• **DOCUMENT PASSAGE**:
Sandwich Manf. Co. v. Max

Decision Date03 March 1894
Citation58 N.W. 14,5 S.D. 125
CourtSouth Dakota Supreme Court
PartiesSANDWICH MANUFACTURING CO. et al., Plaintiff and appellant, v. MAX et al, dba Max & Baisch, a partnership, Defendants and respondents.

Appeal from Circuit Court, Bon Homme County, S.D.

Hon. E. G. Smith, Judge

Affirmed

J. D. Elliott, D. C. Shull and F. D. Wicks

Attorneys for appellants.

French & Orvis, Yankton, S.D.

Attorneys for respondents.

Opinion filed March 3, 1894

KELLAM, J.

We think the following statement at the head of appellants’ brief is a fair presentation of the facts in this case, and we adopt it as the basis of this opinion:

“On or about April 15, A.D. 1892, defendants Max & Baisch were a copartnership engaged in the retail hardware business and the selling of farm machinery at Scotland, this state. Their stock of goods, book accounts, and all their other property in which they had a valuable interest or any substantial equity as a partnership or individuals were of the nominal value of ten ($10,000) thousand dollars, the cash value of which was $7,000 to $8,000. Their indebtedness exceeded fifteen thousand ($15,000) dollars. Among their creditors were the respondents Solomon and J. C. Wenzlaff, of Yankton, this state, to whom they owed seven thousand ($7,000) dollars. The said Wenzlaffs knew that Max & Baisch were hopelessly insolvent on or about said last named date. The said Max & Baisch, knowing that they could not continue their business longer, and that they must abandon the same, executed a bill of sale and deed of their said stock and book accounts, and all their other property in which they had any substantial interest or equity, either as a partnership or individuals, to the respondents Wenzlaff, in payment of their indebtedness of seven thousand ($7,000) dollars. Immediately on the delivery of said bill of sale and deed, the said Wenzlaffs took possession of all the property so transferred, and have continued to operate the store and run the same in their own names since. Said transfer of Max & Baisch left them without any property or means with which to satisfy or pay their indebtedness to any of their other creditors. This action was in stituted by the plaintiffs, for themselves and all other creditors of Max & Blaisch, for the purpose of having said deed and bill of sale and transfer declared an assignment with intent to give said Wenzlaffs preference in the collection of their debts over the other creditors of Max & Baisch, and that it created a trust for the benefit of all the creditors of said Max & Baisch, under the provisions of Section 4660 of the Compiled Laws of the state of South Dakota. No appearance was entered for Max & Baisch, but their codefendants, vendees of said property, filed a general demurrer to the complaint herein, setting up that the complaint does not state facts sufficient to constitute a cause of action against them. The demurrer was submitted to the court and the same sustained.”

The plaintiffs appealed.

• **DATASET EXTRACT**:
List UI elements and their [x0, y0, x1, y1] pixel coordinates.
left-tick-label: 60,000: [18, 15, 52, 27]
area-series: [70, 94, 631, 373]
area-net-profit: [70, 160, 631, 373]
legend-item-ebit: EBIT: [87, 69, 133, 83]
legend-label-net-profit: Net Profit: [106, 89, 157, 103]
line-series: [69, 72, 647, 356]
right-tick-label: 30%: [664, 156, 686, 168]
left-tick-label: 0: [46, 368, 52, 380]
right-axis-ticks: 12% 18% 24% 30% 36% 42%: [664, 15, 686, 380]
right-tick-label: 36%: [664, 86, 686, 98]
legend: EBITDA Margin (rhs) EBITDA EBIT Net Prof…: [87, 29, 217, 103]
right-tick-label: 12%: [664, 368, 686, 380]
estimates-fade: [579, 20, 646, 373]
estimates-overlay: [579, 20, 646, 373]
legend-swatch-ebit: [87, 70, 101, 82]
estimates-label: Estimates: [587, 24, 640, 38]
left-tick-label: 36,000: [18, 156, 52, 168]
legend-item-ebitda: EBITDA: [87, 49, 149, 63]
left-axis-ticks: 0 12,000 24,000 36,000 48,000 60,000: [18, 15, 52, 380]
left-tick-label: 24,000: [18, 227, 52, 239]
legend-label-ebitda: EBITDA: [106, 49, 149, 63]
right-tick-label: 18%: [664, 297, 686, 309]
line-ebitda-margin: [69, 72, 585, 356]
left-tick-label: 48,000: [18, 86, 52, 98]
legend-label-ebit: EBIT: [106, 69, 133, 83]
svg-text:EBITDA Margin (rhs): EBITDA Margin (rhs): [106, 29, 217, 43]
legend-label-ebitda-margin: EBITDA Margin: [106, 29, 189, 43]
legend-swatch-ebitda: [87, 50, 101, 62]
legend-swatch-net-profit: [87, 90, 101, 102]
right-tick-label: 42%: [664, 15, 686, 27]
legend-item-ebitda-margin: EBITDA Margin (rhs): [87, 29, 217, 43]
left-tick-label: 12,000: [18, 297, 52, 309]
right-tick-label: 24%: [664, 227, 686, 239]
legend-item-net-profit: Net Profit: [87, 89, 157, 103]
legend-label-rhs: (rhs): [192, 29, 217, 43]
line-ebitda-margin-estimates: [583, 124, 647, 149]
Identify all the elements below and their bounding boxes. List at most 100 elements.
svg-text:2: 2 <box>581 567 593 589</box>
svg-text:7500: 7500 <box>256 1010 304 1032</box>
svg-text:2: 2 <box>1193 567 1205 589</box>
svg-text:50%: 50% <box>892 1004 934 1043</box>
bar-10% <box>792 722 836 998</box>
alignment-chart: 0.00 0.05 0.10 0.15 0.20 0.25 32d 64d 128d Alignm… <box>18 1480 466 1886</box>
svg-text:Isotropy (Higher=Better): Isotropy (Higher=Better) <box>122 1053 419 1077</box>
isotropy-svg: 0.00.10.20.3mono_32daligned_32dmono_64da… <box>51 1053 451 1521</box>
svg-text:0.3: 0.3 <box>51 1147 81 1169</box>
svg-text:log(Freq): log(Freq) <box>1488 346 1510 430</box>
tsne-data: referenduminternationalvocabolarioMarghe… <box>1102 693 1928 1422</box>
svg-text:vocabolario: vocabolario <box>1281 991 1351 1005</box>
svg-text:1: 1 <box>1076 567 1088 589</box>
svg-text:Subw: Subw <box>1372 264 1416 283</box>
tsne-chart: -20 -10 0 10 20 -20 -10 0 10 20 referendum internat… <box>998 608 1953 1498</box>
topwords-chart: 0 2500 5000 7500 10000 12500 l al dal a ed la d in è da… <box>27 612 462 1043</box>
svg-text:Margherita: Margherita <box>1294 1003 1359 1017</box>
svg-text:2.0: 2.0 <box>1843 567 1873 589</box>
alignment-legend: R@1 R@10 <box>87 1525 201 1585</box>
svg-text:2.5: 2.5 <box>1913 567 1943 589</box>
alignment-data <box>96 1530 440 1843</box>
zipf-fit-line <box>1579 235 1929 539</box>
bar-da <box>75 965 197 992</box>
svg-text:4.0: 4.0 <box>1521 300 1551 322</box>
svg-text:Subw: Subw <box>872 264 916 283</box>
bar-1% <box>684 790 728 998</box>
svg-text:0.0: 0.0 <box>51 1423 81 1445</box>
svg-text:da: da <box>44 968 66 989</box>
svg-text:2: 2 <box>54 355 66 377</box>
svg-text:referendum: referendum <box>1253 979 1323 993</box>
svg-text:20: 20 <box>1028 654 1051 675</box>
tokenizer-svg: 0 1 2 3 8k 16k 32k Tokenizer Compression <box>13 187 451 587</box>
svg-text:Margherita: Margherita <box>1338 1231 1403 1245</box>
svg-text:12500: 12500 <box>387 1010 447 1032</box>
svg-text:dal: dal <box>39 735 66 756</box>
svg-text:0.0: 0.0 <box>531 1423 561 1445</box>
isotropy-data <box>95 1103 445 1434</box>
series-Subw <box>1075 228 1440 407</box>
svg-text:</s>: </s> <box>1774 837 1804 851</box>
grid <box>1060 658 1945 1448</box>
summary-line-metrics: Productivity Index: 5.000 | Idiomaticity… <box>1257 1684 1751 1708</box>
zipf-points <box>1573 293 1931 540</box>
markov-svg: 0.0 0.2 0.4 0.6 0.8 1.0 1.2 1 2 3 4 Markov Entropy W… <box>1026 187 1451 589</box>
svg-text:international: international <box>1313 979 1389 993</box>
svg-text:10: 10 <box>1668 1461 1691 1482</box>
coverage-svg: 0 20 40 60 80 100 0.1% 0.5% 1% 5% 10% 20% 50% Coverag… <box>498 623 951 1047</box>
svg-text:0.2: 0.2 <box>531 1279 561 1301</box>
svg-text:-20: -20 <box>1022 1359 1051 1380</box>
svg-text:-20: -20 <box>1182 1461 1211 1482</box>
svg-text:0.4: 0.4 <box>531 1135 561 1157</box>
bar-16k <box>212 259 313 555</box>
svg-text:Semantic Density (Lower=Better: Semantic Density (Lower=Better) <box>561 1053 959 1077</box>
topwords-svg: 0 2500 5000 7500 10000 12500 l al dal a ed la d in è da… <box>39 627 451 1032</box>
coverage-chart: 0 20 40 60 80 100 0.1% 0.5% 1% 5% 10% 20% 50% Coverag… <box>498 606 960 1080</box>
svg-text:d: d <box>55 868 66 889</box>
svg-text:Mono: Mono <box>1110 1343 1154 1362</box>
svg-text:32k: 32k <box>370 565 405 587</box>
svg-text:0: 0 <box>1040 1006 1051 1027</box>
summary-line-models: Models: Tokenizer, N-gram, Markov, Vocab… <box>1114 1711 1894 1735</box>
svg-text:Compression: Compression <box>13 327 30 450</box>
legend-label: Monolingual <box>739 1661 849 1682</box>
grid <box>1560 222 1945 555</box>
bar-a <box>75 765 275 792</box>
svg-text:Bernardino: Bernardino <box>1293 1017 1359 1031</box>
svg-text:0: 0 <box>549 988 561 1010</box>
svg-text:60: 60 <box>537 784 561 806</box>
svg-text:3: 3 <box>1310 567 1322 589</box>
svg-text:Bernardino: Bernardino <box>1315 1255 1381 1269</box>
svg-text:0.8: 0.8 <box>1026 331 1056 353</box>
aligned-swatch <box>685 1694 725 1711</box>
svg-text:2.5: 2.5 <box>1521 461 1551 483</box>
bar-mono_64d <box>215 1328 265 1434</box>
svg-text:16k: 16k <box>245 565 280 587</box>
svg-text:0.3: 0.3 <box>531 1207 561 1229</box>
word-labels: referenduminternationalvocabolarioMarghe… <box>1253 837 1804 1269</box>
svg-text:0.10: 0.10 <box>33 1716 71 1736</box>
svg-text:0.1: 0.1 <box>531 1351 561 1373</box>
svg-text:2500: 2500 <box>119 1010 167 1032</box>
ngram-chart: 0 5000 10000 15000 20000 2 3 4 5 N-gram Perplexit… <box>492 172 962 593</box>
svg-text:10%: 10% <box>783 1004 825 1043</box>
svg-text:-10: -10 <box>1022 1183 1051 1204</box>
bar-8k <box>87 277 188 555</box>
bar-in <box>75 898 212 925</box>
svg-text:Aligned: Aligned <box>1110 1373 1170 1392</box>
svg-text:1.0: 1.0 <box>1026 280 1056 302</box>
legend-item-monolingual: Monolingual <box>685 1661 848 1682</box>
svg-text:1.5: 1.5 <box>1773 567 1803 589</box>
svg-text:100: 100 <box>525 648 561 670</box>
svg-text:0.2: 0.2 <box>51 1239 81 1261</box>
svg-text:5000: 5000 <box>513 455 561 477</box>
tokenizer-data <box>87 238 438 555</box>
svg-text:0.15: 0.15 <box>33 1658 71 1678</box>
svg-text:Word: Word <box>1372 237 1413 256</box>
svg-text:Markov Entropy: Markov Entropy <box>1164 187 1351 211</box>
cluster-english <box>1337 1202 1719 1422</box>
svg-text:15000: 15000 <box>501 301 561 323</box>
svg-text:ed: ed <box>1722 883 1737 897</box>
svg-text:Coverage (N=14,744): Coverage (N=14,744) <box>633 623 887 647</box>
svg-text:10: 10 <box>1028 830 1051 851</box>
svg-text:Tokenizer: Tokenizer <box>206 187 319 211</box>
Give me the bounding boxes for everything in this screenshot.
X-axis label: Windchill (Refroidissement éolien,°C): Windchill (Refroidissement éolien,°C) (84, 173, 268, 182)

• **TO BE DONE**:
A – According to the court opinion, how much did Max & Baisch owe Solomon and J. C. Wenzlaff?
B – Express everything from the start of the entries down to the line containing "estimates-overlay: [579, 20, 646, 373]" as a numbered list, including that line and leaving out blank lines.
The court opinion and the entries have no connection to each other.

• **WRITTEN ANSWERS**:
A – They owed them seven thousand ($7,000) dollars.

B –
1. List UI elements and their [x0, y0, x1, y1] pixel coordinates.
2. left-tick-label: 60,000: [18, 15, 52, 27]
3. area-series: [70, 94, 631, 373]
4. area-net-profit: [70, 160, 631, 373]
5. legend-item-ebit: EBIT: [87, 69, 133, 83]
6. legend-label-net-profit: Net Profit: [106, 89, 157, 103]
7. line-series: [69, 72, 647, 356]
8. right-tick-label: 30%: [664, 156, 686, 168]
9. left-tick-label: 0: [46, 368, 52, 380]
10. right-axis-ticks: 12% 18% 24% 30% 36% 42%: [664, 15, 686, 380]
11. right-tick-label: 36%: [664, 86, 686, 98]
12. legend: EBITDA Margin (rhs) EBITDA EBIT Net Prof…: [87, 29, 217, 103]
13. right-tick-label: 12%: [664, 368, 686, 380]
14. estimates-fade: [579, 20, 646, 373]
15. estimates-overlay: [579, 20, 646, 373]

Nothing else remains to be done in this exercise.